> Written exercise: The records below should be written out again, exactly.

══ Material ══

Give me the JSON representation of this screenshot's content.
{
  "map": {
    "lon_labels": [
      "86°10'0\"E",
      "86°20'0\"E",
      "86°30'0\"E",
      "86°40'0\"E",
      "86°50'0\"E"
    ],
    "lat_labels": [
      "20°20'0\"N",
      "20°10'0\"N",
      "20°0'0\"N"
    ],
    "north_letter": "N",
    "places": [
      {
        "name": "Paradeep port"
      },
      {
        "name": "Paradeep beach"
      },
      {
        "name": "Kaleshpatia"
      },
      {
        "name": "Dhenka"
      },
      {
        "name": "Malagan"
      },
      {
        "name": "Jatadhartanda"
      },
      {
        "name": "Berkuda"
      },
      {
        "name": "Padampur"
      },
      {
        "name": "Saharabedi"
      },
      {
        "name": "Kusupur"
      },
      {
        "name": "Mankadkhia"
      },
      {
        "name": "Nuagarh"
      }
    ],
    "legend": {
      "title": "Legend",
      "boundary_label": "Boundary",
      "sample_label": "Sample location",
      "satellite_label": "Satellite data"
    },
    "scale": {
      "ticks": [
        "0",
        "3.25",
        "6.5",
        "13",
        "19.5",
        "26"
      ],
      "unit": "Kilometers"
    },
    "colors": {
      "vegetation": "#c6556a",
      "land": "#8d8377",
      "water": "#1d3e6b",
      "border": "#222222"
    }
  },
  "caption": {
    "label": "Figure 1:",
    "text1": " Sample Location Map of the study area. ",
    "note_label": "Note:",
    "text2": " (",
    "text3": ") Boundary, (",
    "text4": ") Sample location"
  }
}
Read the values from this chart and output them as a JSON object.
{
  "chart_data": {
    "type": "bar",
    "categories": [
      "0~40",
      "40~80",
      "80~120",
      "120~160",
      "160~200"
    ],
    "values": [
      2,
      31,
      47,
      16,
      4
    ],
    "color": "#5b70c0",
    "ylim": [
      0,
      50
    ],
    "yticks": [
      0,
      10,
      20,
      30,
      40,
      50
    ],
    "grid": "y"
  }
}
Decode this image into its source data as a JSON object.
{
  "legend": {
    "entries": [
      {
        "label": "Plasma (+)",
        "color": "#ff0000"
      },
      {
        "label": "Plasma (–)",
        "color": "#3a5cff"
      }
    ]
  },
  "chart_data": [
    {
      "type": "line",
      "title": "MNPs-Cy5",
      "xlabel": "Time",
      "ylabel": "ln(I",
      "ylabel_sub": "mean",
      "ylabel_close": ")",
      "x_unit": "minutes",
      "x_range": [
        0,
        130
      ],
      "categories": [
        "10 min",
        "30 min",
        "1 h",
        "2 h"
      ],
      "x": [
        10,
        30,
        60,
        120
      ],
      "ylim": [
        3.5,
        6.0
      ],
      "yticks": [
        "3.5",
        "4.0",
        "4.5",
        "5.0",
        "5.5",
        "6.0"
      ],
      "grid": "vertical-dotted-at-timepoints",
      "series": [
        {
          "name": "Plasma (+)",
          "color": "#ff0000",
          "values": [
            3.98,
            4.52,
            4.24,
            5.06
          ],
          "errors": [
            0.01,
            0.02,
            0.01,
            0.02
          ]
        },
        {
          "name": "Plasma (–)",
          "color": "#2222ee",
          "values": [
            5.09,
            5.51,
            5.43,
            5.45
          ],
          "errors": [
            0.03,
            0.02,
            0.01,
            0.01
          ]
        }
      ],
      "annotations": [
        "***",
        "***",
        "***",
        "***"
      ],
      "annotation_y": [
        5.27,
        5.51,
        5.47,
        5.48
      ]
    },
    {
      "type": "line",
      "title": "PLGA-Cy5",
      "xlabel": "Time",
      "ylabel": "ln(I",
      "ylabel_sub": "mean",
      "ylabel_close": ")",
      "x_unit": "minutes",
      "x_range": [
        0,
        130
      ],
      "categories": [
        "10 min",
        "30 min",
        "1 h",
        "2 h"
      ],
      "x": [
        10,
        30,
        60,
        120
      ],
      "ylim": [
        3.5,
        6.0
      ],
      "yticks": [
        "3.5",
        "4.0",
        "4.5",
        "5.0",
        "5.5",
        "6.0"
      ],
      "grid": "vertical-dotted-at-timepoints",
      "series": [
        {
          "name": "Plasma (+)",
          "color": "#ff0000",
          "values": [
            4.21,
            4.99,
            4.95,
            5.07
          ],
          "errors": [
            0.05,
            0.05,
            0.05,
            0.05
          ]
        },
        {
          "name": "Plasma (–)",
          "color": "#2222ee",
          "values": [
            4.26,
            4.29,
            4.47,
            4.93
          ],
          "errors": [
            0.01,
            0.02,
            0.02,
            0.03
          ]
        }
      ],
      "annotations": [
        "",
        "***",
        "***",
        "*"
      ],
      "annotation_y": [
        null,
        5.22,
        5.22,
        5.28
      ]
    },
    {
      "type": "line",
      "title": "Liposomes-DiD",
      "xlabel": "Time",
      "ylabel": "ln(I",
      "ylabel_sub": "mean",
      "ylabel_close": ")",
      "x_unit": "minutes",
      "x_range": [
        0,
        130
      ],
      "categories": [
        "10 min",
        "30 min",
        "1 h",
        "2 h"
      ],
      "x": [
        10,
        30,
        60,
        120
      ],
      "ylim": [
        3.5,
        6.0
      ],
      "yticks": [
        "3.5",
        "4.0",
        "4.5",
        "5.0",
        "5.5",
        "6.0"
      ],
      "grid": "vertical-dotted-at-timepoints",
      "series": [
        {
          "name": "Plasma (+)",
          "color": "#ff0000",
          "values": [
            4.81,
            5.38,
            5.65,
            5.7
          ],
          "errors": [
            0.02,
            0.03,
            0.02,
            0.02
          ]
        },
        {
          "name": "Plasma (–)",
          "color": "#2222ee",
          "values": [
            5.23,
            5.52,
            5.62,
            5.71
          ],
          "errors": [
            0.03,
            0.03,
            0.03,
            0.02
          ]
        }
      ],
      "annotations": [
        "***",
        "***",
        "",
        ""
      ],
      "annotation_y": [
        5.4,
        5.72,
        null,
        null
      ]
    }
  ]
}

═══

> Answer below:
Give me the JSON representation of this screenshot's content.
{
  "map": {
    "lon_labels": [
      "86°10'0\"E",
      "86°20'0\"E",
      "86°30'0\"E",
      "86°40'0\"E",
      "86°50'0\"E"
    ],
    "lat_labels": [
      "20°20'0\"N",
      "20°10'0\"N",
      "20°0'0\"N"
    ],
    "north_letter": "N",
    "places": [
      {
        "name": "Paradeep port"
      },
      {
        "name": "Paradeep beach"
      },
      {
        "name": "Kaleshpatia"
      },
      {
        "name": "Dhenka"
      },
      {
        "name": "Malagan"
      },
      {
        "name": "Jatadhartanda"
      },
      {
        "name": "Berkuda"
      },
      {
        "name": "Padampur"
      },
      {
        "name": "Saharabedi"
      },
      {
        "name": "Kusupur"
      },
      {
        "name": "Mankadkhia"
      },
      {
        "name": "Nuagarh"
      }
    ],
    "legend": {
      "title": "Legend",
      "boundary_label": "Boundary",
      "sample_label": "Sample location",
      "satellite_label": "Satellite data"
    },
    "scale": {
      "ticks": [
        "0",
        "3.25",
        "6.5",
        "13",
        "19.5",
        "26"
      ],
      "unit": "Kilometers"
    },
    "colors": {
      "vegetation": "#c6556a",
      "land": "#8d8377",
      "water": "#1d3e6b",
      "border": "#222222"
    }
  },
  "caption": {
    "label": "Figure 1:",
    "text1": " Sample Location Map of the study area. ",
    "note_label": "Note:",
    "text2": " (",
    "text3": ") Boundary, (",
    "text4": ") Sample location"
  }
}
Read the values from this chart and output them as a JSON object.
{
  "chart_data": {
    "type": "bar",
    "categories": [
      "0~40",
      "40~80",
      "80~120",
      "120~160",
      "160~200"
    ],
    "values": [
      2,
      31,
      47,
      16,
      4
    ],
    "color": "#5b70c0",
    "ylim": [
      0,
      50
    ],
    "yticks": [
      0,
      10,
      20,
      30,
      40,
      50
    ],
    "grid": "y"
  }
}
Decode this image into its source data as a JSON object.
{
  "legend": {
    "entries": [
      {
        "label": "Plasma (+)",
        "color": "#ff0000"
      },
      {
        "label": "Plasma (–)",
        "color": "#3a5cff"
      }
    ]
  },
  "chart_data": [
    {
      "type": "line",
      "title": "MNPs-Cy5",
      "xlabel": "Time",
      "ylabel": "ln(I",
      "ylabel_sub": "mean",
      "ylabel_close": ")",
      "x_unit": "minutes",
      "x_range": [
        0,
        130
      ],
      "categories": [
        "10 min",
        "30 min",
        "1 h",
        "2 h"
      ],
      "x": [
        10,
        30,
        60,
        120
      ],
      "ylim": [
        3.5,
        6.0
      ],
      "yticks": [
        "3.5",
        "4.0",
        "4.5",
        "5.0",
        "5.5",
        "6.0"
      ],
      "grid": "vertical-dotted-at-timepoints",
      "series": [
        {
          "name": "Plasma (+)",
          "color": "#ff0000",
          "values": [
            3.98,
            4.52,
            4.24,
            5.06
          ],
          "errors": [
            0.01,
            0.02,
            0.01,
            0.02
          ]
        },
        {
          "name": "Plasma (–)",
          "color": "#2222ee",
          "values": [
            5.09,
            5.51,
            5.43,
            5.45
          ],
          "errors": [
            0.03,
            0.02,
            0.01,
            0.01
          ]
        }
      ],
      "annotations": [
        "***",
        "***",
        "***",
        "***"
      ],
      "annotation_y": [
        5.27,
        5.51,
        5.47,
        5.48
      ]
    },
    {
      "type": "line",
      "title": "PLGA-Cy5",
      "xlabel": "Time",
      "ylabel": "ln(I",
      "ylabel_sub": "mean",
      "ylabel_close": ")",
      "x_unit": "minutes",
      "x_range": [
        0,
        130
      ],
      "categories": [
        "10 min",
        "30 min",
        "1 h",
        "2 h"
      ],
      "x": [
        10,
        30,
        60,
        120
      ],
      "ylim": [
        3.5,
        6.0
      ],
      "yticks": [
        "3.5",
        "4.0",
        "4.5",
        "5.0",
        "5.5",
        "6.0"
      ],
      "grid": "vertical-dotted-at-timepoints",
      "series": [
        {
          "name": "Plasma (+)",
          "color": "#ff0000",
          "values": [
            4.21,
            4.99,
            4.95,
            5.07
          ],
          "errors": [
            0.05,
            0.05,
            0.05,
            0.05
          ]
        },
        {
          "name": "Plasma (–)",
          "color": "#2222ee",
          "values": [
            4.26,
            4.29,
            4.47,
            4.93
          ],
          "errors": [
            0.01,
            0.02,
            0.02,
            0.03
          ]
        }
      ],
      "annotations": [
        "",
        "***",
        "***",
        "*"
      ],
      "annotation_y": [
        null,
        5.22,
        5.22,
        5.28
      ]
    },
    {
      "type": "line",
      "title": "Liposomes-DiD",
      "xlabel": "Time",
      "ylabel": "ln(I",
      "ylabel_sub": "mean",
      "ylabel_close": ")",
      "x_unit": "minutes",
      "x_range": [
        0,
        130
      ],
      "categories": [
        "10 min",
        "30 min",
        "1 h",
        "2 h"
      ],
      "x": [
        10,
        30,
        60,
        120
      ],
      "ylim": [
        3.5,
        6.0
      ],
      "yticks": [
        "3.5",
        "4.0",
        "4.5",
        "5.0",
        "5.5",
        "6.0"
      ],
      "grid": "vertical-dotted-at-timepoints",
      "series": [
        {
          "name": "Plasma (+)",
          "color": "#ff0000",
          "values": [
            4.81,
            5.38,
            5.65,
            5.7
          ],
          "errors": [
            0.02,
            0.03,
            0.02,
            0.02
          ]
        },
        {
          "name": "Plasma (–)",
          "color": "#2222ee",
          "values": [
            5.23,
            5.52,
            5.62,
            5.71
          ],
          "errors": [
            0.03,
            0.03,
            0.03,
            0.02
          ]
        }
      ],
      "annotations": [
        "***",
        "***",
        "",
        ""
      ],
      "annotation_y": [
        5.4,
        5.72,
        null,
        null
      ]
    }
  ]
}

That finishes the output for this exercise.